* Written exercise
Check each line of the data for "Output" and select those that have it.
--- START OF Record extracts ---
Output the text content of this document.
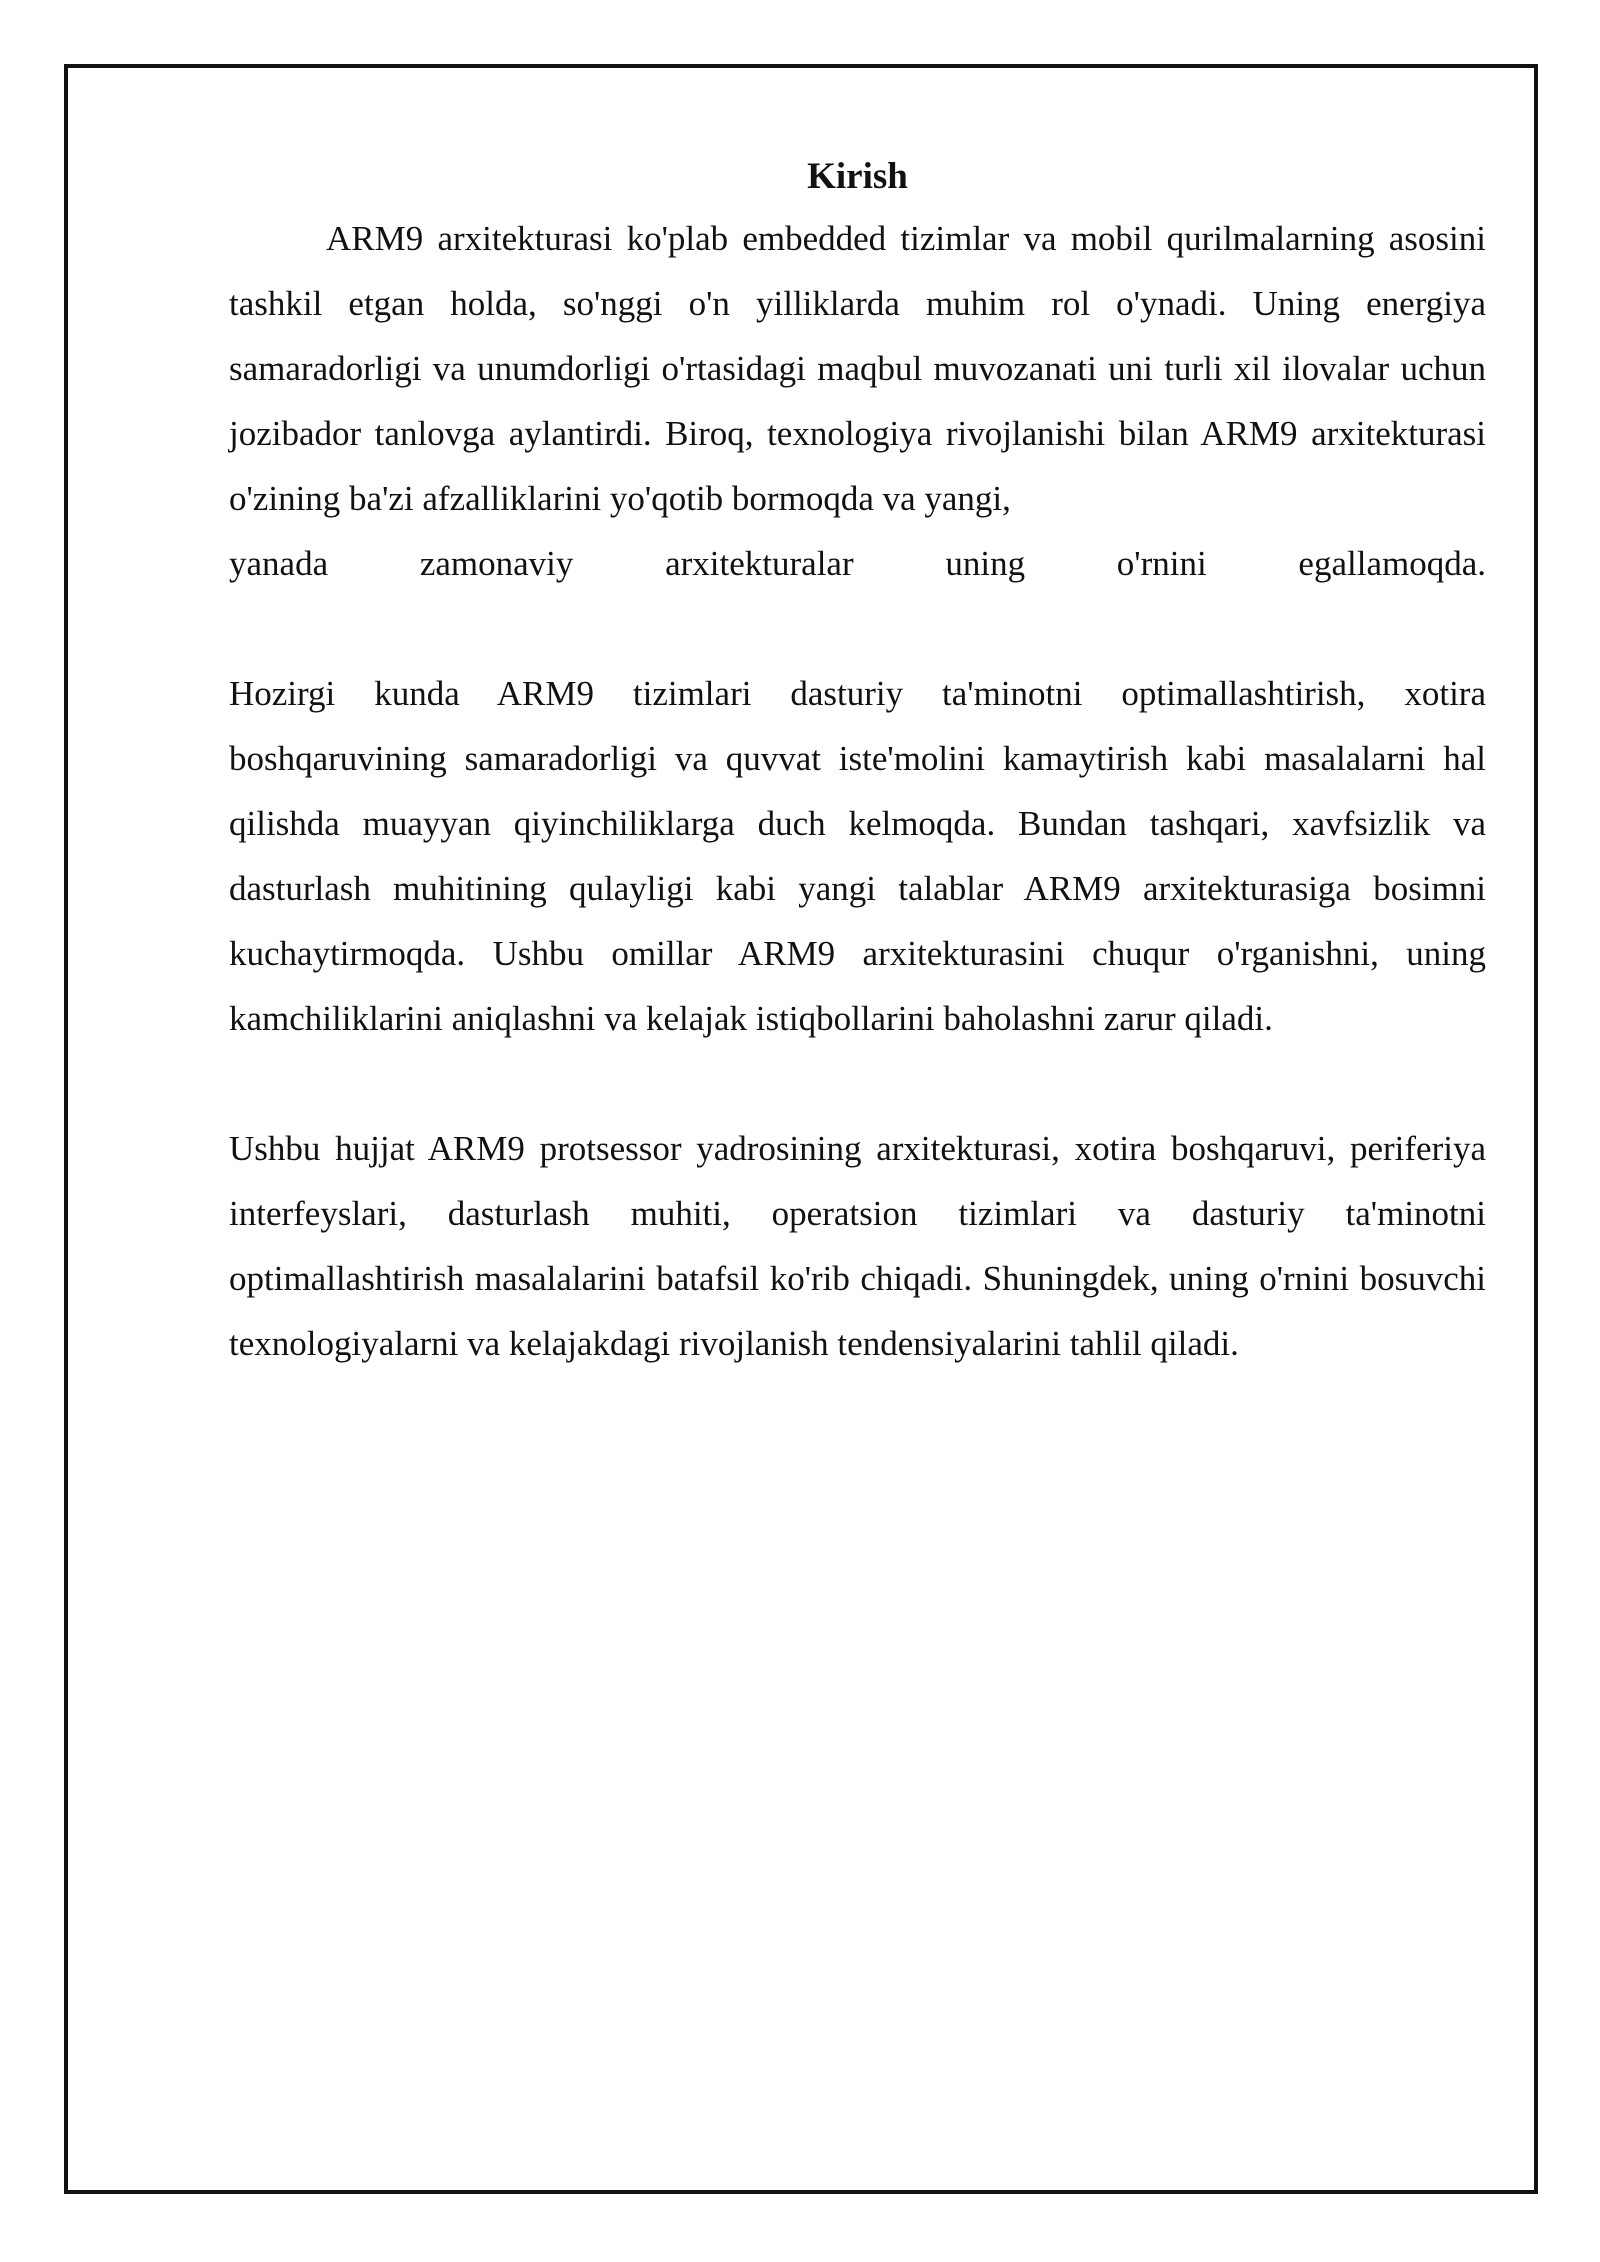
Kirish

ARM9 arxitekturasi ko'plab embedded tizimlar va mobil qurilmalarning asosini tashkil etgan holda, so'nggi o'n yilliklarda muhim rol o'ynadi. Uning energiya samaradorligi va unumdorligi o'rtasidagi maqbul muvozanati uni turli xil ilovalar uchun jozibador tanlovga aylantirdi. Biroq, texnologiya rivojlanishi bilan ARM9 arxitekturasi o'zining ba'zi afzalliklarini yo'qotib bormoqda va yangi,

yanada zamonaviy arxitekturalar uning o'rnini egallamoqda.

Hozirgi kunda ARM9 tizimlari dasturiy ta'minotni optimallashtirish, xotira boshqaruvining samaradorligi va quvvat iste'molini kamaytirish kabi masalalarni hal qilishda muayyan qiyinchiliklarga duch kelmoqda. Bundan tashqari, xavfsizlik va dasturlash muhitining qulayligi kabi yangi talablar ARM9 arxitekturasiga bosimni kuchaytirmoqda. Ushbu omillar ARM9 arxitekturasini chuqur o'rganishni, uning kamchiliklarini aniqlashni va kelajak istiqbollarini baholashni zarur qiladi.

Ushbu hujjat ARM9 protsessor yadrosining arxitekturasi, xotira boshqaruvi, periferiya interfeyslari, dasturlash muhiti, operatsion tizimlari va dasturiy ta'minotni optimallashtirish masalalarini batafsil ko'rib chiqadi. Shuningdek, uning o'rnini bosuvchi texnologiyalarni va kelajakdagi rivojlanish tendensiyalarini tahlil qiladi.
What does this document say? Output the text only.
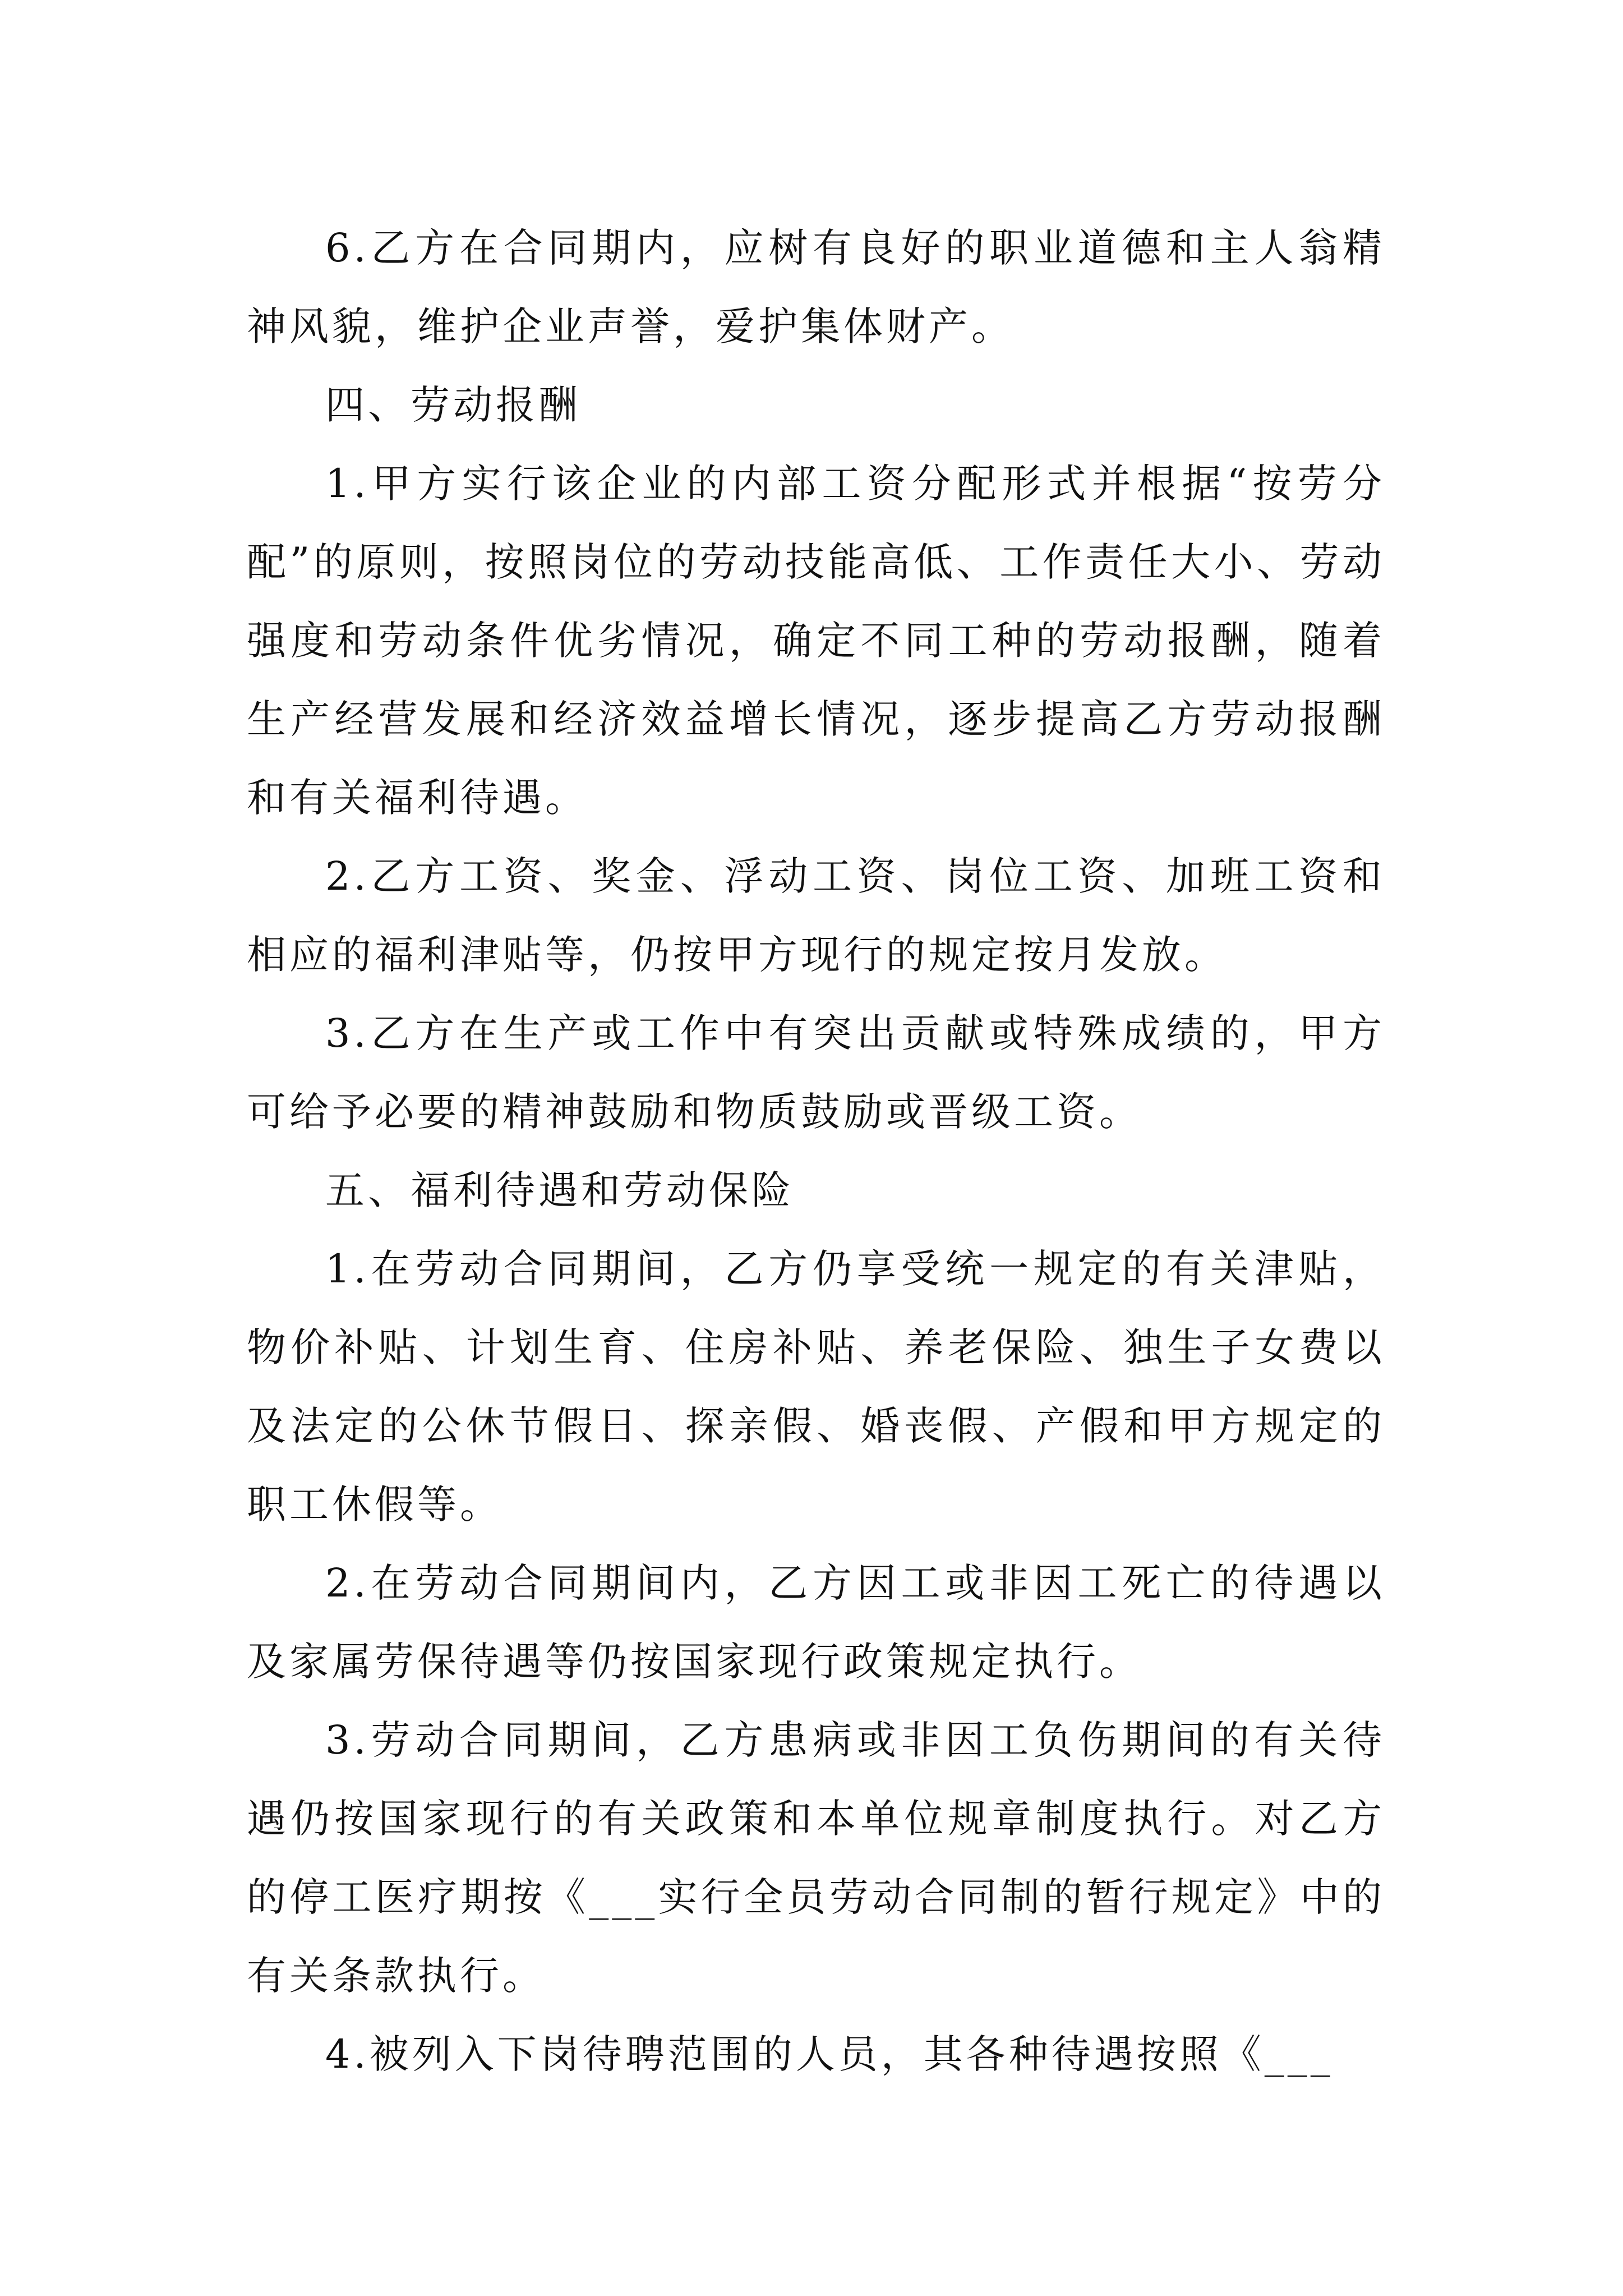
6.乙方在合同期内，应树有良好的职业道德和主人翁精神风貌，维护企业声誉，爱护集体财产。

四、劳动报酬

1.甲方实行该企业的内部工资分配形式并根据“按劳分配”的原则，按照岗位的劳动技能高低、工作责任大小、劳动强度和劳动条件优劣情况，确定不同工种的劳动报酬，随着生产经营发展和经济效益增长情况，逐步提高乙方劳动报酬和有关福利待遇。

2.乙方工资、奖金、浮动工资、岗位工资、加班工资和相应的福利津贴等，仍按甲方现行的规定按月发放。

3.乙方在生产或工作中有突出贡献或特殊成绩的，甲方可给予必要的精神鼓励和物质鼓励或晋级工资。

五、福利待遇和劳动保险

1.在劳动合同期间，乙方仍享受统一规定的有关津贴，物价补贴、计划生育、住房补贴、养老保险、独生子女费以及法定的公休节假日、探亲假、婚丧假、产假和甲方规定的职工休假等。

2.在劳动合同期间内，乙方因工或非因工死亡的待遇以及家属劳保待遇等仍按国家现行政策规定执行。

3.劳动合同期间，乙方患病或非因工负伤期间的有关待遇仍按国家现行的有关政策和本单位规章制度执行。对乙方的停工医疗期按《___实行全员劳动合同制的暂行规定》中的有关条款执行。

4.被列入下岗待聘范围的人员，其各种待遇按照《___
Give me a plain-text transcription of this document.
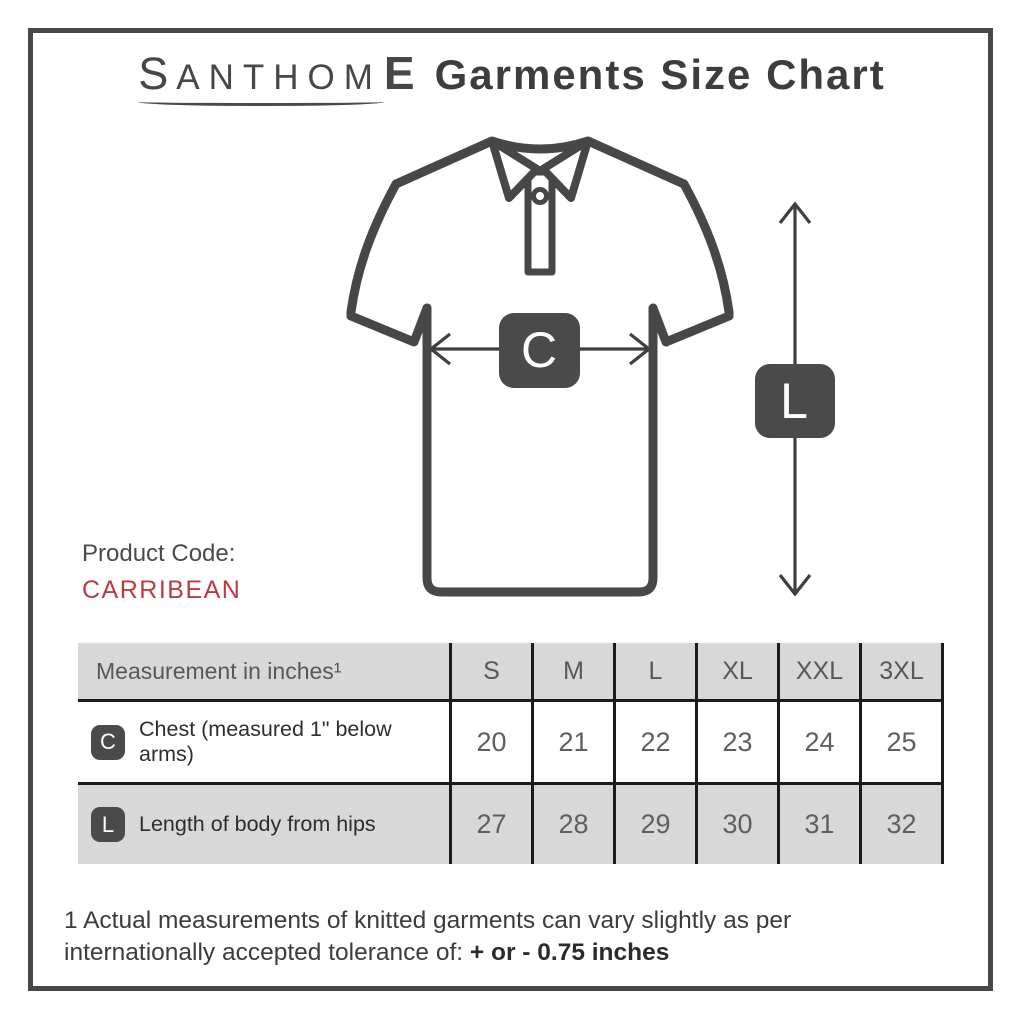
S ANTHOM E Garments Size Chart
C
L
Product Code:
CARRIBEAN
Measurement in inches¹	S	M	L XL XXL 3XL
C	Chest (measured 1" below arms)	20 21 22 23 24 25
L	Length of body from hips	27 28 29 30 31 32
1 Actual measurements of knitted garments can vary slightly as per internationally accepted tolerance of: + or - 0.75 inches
--- END OF Record extracts ---
* Result of this task
Output the text content of this document.
What does this document say? Output the text only.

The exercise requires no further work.